PROBLEM TO WORK ON
Search the records for "JSON". Copy every line where it appears.

DATA TO PROCESS
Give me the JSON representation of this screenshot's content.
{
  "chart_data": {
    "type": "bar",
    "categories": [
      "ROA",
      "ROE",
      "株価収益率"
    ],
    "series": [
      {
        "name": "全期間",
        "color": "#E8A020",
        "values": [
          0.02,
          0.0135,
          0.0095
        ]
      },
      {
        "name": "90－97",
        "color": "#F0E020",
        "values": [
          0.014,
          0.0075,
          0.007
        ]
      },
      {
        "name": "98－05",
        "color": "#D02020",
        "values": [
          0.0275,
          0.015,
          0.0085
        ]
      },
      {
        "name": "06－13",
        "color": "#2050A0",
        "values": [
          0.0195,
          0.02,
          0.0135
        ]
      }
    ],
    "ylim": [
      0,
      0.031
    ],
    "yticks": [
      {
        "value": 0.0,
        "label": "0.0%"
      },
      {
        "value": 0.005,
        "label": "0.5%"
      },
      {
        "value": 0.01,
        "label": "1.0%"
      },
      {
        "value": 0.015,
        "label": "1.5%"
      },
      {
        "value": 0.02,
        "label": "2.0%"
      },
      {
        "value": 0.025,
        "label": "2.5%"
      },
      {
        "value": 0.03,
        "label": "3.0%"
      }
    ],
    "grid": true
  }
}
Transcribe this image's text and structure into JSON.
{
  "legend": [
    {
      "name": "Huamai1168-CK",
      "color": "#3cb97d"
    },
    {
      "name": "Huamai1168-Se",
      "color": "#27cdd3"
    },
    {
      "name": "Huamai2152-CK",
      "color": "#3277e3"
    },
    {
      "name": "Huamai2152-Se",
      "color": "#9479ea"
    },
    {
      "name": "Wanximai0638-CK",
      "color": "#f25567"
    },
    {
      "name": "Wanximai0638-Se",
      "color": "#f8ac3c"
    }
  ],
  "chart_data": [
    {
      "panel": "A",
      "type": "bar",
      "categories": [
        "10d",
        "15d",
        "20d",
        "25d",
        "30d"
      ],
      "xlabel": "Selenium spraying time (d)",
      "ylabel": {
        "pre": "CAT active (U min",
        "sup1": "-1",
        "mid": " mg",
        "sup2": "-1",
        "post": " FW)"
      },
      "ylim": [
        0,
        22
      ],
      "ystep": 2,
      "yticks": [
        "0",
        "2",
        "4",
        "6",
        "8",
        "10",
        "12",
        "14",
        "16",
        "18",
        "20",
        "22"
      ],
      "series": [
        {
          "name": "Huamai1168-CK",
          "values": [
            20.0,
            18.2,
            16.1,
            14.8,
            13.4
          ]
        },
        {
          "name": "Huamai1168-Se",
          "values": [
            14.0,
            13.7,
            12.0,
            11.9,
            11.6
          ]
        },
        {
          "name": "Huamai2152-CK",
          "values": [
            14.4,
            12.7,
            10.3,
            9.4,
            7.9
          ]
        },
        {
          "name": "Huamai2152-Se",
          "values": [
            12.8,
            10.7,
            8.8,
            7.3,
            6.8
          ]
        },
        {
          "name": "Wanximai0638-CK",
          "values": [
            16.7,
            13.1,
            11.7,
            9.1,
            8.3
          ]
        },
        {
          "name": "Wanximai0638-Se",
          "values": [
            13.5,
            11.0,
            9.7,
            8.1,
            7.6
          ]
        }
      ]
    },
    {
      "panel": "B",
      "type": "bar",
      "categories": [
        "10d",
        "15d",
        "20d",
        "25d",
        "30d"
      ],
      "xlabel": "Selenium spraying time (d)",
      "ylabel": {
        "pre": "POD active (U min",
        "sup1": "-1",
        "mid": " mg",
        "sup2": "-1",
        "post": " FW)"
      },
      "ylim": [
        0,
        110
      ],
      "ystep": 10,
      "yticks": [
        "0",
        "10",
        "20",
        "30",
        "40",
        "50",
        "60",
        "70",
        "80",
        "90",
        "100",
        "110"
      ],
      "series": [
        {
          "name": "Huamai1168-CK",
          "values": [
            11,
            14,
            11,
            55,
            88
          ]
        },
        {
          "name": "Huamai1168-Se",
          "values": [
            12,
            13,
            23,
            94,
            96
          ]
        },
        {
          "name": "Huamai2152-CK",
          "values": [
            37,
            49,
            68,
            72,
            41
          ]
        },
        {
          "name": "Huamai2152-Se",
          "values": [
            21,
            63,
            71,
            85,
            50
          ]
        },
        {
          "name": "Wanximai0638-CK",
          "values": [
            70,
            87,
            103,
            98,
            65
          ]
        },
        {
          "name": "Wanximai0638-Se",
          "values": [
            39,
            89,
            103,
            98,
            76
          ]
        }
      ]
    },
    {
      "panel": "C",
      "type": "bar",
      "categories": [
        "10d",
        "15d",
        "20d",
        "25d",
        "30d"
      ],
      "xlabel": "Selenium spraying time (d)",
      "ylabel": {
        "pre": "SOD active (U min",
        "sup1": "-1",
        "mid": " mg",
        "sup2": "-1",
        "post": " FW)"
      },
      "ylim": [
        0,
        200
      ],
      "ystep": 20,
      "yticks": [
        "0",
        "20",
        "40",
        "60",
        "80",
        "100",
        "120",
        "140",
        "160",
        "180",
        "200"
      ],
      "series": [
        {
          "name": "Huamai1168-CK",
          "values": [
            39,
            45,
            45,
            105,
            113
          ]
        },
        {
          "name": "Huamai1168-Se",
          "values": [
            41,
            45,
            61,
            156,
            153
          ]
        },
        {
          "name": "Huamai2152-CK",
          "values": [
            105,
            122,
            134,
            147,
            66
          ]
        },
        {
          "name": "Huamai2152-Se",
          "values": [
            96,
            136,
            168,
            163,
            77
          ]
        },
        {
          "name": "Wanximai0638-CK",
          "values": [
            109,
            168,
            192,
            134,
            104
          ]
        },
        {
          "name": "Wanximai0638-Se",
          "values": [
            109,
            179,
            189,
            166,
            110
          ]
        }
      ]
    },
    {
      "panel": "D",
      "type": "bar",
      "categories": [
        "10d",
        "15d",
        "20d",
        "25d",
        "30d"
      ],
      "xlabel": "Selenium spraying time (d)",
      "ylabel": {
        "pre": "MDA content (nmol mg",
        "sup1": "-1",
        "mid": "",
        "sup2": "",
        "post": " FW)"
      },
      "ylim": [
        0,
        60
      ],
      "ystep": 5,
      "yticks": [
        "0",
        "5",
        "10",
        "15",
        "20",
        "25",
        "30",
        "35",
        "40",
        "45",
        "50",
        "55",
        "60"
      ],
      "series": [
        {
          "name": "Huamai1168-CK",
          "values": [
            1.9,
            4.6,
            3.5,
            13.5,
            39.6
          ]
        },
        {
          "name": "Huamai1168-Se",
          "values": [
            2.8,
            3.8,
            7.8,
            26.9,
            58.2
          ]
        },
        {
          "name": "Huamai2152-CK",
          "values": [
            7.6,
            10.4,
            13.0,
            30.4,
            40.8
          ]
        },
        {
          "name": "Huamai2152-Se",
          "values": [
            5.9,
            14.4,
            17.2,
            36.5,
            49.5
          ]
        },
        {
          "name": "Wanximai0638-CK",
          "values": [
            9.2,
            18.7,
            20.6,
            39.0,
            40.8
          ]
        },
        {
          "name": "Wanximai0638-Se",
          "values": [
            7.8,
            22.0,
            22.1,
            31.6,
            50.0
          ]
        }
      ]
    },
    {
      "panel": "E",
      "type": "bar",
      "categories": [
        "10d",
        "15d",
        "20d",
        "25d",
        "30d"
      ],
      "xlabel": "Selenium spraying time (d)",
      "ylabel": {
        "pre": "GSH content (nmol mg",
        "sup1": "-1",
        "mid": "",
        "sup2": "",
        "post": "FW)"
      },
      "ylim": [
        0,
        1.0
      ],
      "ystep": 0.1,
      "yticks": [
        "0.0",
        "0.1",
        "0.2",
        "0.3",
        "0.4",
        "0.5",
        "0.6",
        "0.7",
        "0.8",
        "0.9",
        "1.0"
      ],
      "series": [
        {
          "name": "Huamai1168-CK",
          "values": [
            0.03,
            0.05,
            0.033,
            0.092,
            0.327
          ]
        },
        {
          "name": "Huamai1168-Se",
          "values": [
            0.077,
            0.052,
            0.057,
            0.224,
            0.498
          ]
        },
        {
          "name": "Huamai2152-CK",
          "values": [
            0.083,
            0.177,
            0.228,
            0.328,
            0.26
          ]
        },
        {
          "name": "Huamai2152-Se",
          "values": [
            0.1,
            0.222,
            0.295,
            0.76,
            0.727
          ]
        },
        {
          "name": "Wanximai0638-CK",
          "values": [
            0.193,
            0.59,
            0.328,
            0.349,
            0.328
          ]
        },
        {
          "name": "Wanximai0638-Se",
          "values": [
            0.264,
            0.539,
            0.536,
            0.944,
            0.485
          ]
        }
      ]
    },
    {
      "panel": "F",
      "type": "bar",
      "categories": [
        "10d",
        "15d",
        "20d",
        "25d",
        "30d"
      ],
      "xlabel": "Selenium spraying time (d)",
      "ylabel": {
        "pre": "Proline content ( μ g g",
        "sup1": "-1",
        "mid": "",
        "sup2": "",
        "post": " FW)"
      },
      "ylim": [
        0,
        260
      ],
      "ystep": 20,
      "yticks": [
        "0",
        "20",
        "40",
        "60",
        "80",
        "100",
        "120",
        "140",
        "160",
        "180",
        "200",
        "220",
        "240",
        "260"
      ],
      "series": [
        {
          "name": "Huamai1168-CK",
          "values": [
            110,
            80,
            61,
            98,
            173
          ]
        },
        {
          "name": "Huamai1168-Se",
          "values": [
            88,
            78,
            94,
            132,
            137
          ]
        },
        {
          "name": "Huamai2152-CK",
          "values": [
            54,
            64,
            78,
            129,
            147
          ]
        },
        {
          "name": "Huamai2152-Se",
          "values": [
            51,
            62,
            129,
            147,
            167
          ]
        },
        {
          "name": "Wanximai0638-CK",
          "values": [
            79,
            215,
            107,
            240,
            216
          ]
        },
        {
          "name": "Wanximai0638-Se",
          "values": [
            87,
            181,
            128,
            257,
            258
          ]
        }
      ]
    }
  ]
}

RESULT
Give me the JSON representation of this screenshot's content.
Transcribe this image's text and structure into JSON.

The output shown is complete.